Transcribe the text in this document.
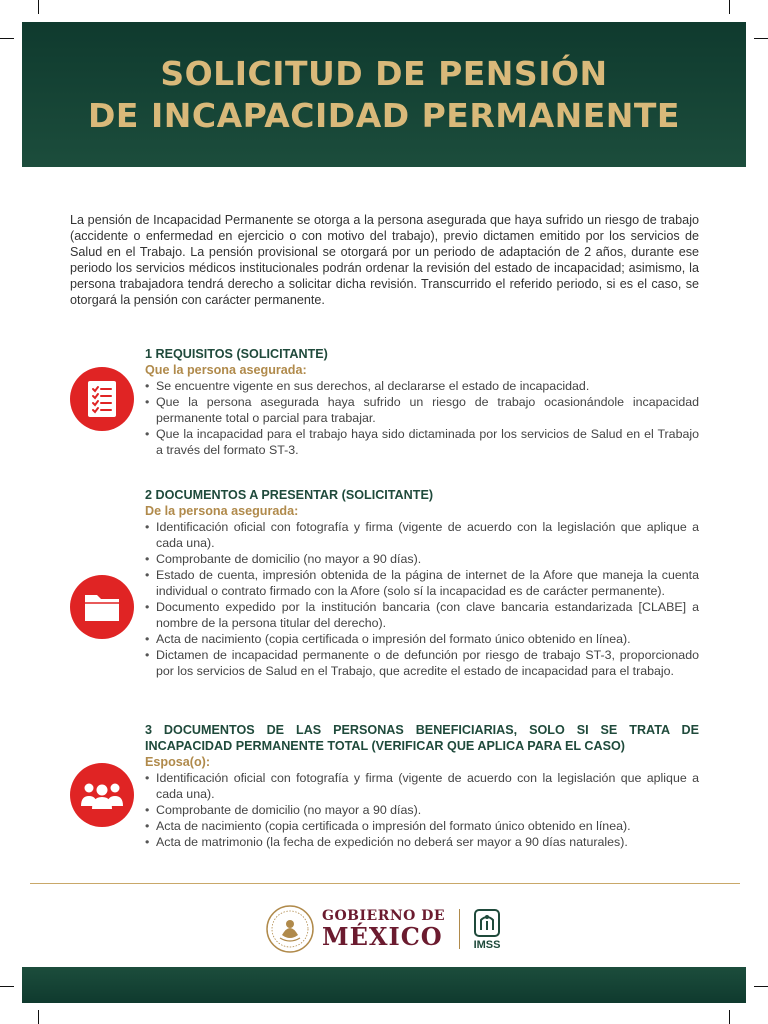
SOLICITUD DE PENSIÓN
DE INCAPACIDAD PERMANENTE

La pensión de Incapacidad Permanente se otorga a la persona asegurada que haya sufrido un riesgo de trabajo (accidente o enfermedad en ejercicio o con motivo del trabajo), previo dictamen emitido por los servicios de Salud en el Trabajo. La pensión provisional se otorgará por un periodo de adaptación de 2 años, durante ese periodo los servicios médicos institucionales podrán ordenar la revisión del estado de incapacidad; asimismo, la persona trabajadora tendrá derecho a solicitar dicha revisión. Transcurrido el referido periodo, si es el caso, se otorgará la pensión con carácter permanente.

1 REQUISITOS (SOLICITANTE)

Que la persona asegurada:

• Se encuentre vigente en sus derechos, al declararse el estado de incapacidad.
• Que la persona asegurada haya sufrido un riesgo de trabajo ocasionándole incapacidad permanente total o parcial para trabajar.
• Que la incapacidad para el trabajo haya sido dictaminada por los servicios de Salud en el Trabajo a través del formato ST-3.

2 DOCUMENTOS A PRESENTAR (SOLICITANTE)

De la persona asegurada:

• Identificación oficial con fotografía y firma (vigente de acuerdo con la legislación que aplique a cada una).
• Comprobante de domicilio (no mayor a 90 días).
• Estado de cuenta, impresión obtenida de la página de internet de la Afore que maneja la cuenta individual o contrato firmado con la Afore (solo sí la incapacidad es de carácter permanente).
• Documento expedido por la institución bancaria (con clave bancaria estandarizada [CLABE] a nombre de la persona titular del derecho).
• Acta de nacimiento (copia certificada o impresión del formato único obtenido en línea).
• Dictamen de incapacidad permanente o de defunción por riesgo de trabajo ST-3, proporcionado por los servicios de Salud en el Trabajo, que acredite el estado de incapacidad para el trabajo.

3 DOCUMENTOS DE LAS PERSONAS BENEFICIARIAS, SOLO SI SE TRATA DE INCAPACIDAD PERMANENTE TOTAL (VERIFICAR QUE APLICA PARA EL CASO)

Esposa(o):

• Identificación oficial con fotografía y firma (vigente de acuerdo con la legislación que aplique a cada una).
• Comprobante de domicilio (no mayor a 90 días).
• Acta de nacimiento (copia certificada o impresión del formato único obtenido en línea).
• Acta de matrimonio (la fecha de expedición no deberá ser mayor a 90 días naturales).
GOBIERNO DE
MÉXICO	IMSS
################
▶ **Do this**: Scan the entries above. Copy each line that has the string "Salud".

▶ **Task response**:
La pensión de Incapacidad Permanente se otorga a la persona asegurada que haya sufrido un riesgo de trabajo (accidente o enfermedad en ejercicio o con motivo del trabajo), previo dictamen emitido por los servicios de Salud en el Trabajo. La pensión provisional se otorgará por un periodo de adaptación de 2 años, durante ese periodo los servicios médicos institucionales podrán ordenar la revisión del estado de incapacidad; asimismo, la persona trabajadora tendrá derecho a solicitar dicha revisión. Transcurrido el referido periodo, si es el caso, se otorgará la pensión con carácter permanente.
• Que la incapacidad para el trabajo haya sido dictaminada por los servicios de Salud en el Trabajo a través del formato ST-3.
• Dictamen de incapacidad permanente o de defunción por riesgo de trabajo ST-3, proporcionado por los servicios de Salud en el Trabajo, que acredite el estado de incapacidad para el trabajo.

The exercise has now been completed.